Start of PROVIDED ENTRIES
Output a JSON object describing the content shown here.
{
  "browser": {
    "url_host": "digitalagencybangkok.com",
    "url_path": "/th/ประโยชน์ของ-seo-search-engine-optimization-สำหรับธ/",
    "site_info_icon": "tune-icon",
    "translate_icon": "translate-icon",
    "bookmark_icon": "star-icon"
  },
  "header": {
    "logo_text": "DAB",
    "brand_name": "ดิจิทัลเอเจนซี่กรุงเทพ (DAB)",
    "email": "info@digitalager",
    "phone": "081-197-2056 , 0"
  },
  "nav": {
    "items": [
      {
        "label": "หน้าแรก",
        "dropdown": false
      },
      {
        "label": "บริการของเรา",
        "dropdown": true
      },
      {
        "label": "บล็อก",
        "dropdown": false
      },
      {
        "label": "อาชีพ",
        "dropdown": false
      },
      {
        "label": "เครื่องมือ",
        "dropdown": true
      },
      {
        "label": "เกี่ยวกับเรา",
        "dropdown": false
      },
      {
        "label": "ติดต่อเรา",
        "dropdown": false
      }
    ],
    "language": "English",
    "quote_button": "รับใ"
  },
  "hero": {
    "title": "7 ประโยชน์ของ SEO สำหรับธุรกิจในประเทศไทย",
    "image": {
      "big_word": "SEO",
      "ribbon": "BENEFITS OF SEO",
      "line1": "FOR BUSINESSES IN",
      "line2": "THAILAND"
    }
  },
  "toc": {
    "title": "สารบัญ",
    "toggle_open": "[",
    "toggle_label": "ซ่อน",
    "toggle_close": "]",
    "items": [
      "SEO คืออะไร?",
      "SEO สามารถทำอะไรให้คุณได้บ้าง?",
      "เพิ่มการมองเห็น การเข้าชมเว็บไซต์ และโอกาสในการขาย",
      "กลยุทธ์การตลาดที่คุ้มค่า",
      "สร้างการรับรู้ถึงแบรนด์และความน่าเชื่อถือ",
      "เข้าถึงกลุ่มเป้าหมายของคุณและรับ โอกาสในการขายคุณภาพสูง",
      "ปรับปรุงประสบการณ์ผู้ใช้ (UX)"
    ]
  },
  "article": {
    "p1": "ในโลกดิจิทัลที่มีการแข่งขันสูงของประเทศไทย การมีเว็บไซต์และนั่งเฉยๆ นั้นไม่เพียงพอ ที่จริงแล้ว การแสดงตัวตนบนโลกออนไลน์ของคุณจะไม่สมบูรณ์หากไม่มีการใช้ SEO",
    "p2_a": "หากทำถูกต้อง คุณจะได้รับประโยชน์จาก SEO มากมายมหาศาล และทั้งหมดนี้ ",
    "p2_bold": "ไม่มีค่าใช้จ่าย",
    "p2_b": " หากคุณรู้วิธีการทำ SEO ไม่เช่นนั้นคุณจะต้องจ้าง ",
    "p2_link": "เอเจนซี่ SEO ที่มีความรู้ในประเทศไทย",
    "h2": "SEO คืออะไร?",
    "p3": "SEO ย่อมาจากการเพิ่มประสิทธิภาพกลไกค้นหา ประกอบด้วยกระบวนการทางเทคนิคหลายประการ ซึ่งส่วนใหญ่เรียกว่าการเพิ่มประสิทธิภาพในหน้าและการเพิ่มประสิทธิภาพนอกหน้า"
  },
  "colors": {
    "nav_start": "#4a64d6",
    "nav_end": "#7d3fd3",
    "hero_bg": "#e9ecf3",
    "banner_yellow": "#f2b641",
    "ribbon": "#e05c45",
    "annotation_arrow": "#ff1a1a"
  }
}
End of PROVIDED ENTRIES
§ **SET EXERCISE**
Repeat the data above exactly.

§ **SOLUTION TO THIS TASK**
Output a JSON object describing the content shown here.
{
  "browser": {
    "url_host": "digitalagencybangkok.com",
    "url_path": "/th/ประโยชน์ของ-seo-search-engine-optimization-สำหรับธ/",
    "site_info_icon": "tune-icon",
    "translate_icon": "translate-icon",
    "bookmark_icon": "star-icon"
  },
  "header": {
    "logo_text": "DAB",
    "brand_name": "ดิจิทัลเอเจนซี่กรุงเทพ (DAB)",
    "email": "info@digitalager",
    "phone": "081-197-2056 , 0"
  },
  "nav": {
    "items": [
      {
        "label": "หน้าแรก",
        "dropdown": false
      },
      {
        "label": "บริการของเรา",
        "dropdown": true
      },
      {
        "label": "บล็อก",
        "dropdown": false
      },
      {
        "label": "อาชีพ",
        "dropdown": false
      },
      {
        "label": "เครื่องมือ",
        "dropdown": true
      },
      {
        "label": "เกี่ยวกับเรา",
        "dropdown": false
      },
      {
        "label": "ติดต่อเรา",
        "dropdown": false
      }
    ],
    "language": "English",
    "quote_button": "รับใ"
  },
  "hero": {
    "title": "7 ประโยชน์ของ SEO สำหรับธุรกิจในประเทศไทย",
    "image": {
      "big_word": "SEO",
      "ribbon": "BENEFITS OF SEO",
      "line1": "FOR BUSINESSES IN",
      "line2": "THAILAND"
    }
  },
  "toc": {
    "title": "สารบัญ",
    "toggle_open": "[",
    "toggle_label": "ซ่อน",
    "toggle_close": "]",
    "items": [
      "SEO คืออะไร?",
      "SEO สามารถทำอะไรให้คุณได้บ้าง?",
      "เพิ่มการมองเห็น การเข้าชมเว็บไซต์ และโอกาสในการขาย",
      "กลยุทธ์การตลาดที่คุ้มค่า",
      "สร้างการรับรู้ถึงแบรนด์และความน่าเชื่อถือ",
      "เข้าถึงกลุ่มเป้าหมายของคุณและรับ โอกาสในการขายคุณภาพสูง",
      "ปรับปรุงประสบการณ์ผู้ใช้ (UX)"
    ]
  },
  "article": {
    "p1": "ในโลกดิจิทัลที่มีการแข่งขันสูงของประเทศไทย การมีเว็บไซต์และนั่งเฉยๆ นั้นไม่เพียงพอ ที่จริงแล้ว การแสดงตัวตนบนโลกออนไลน์ของคุณจะไม่สมบูรณ์หากไม่มีการใช้ SEO",
    "p2_a": "หากทำถูกต้อง คุณจะได้รับประโยชน์จาก SEO มากมายมหาศาล และทั้งหมดนี้ ",
    "p2_bold": "ไม่มีค่าใช้จ่าย",
    "p2_b": " หากคุณรู้วิธีการทำ SEO ไม่เช่นนั้นคุณจะต้องจ้าง ",
    "p2_link": "เอเจนซี่ SEO ที่มีความรู้ในประเทศไทย",
    "h2": "SEO คืออะไร?",
    "p3": "SEO ย่อมาจากการเพิ่มประสิทธิภาพกลไกค้นหา ประกอบด้วยกระบวนการทางเทคนิคหลายประการ ซึ่งส่วนใหญ่เรียกว่าการเพิ่มประสิทธิภาพในหน้าและการเพิ่มประสิทธิภาพนอกหน้า"
  },
  "colors": {
    "nav_start": "#4a64d6",
    "nav_end": "#7d3fd3",
    "hero_bg": "#e9ecf3",
    "banner_yellow": "#f2b641",
    "ribbon": "#e05c45",
    "annotation_arrow": "#ff1a1a"
  }
}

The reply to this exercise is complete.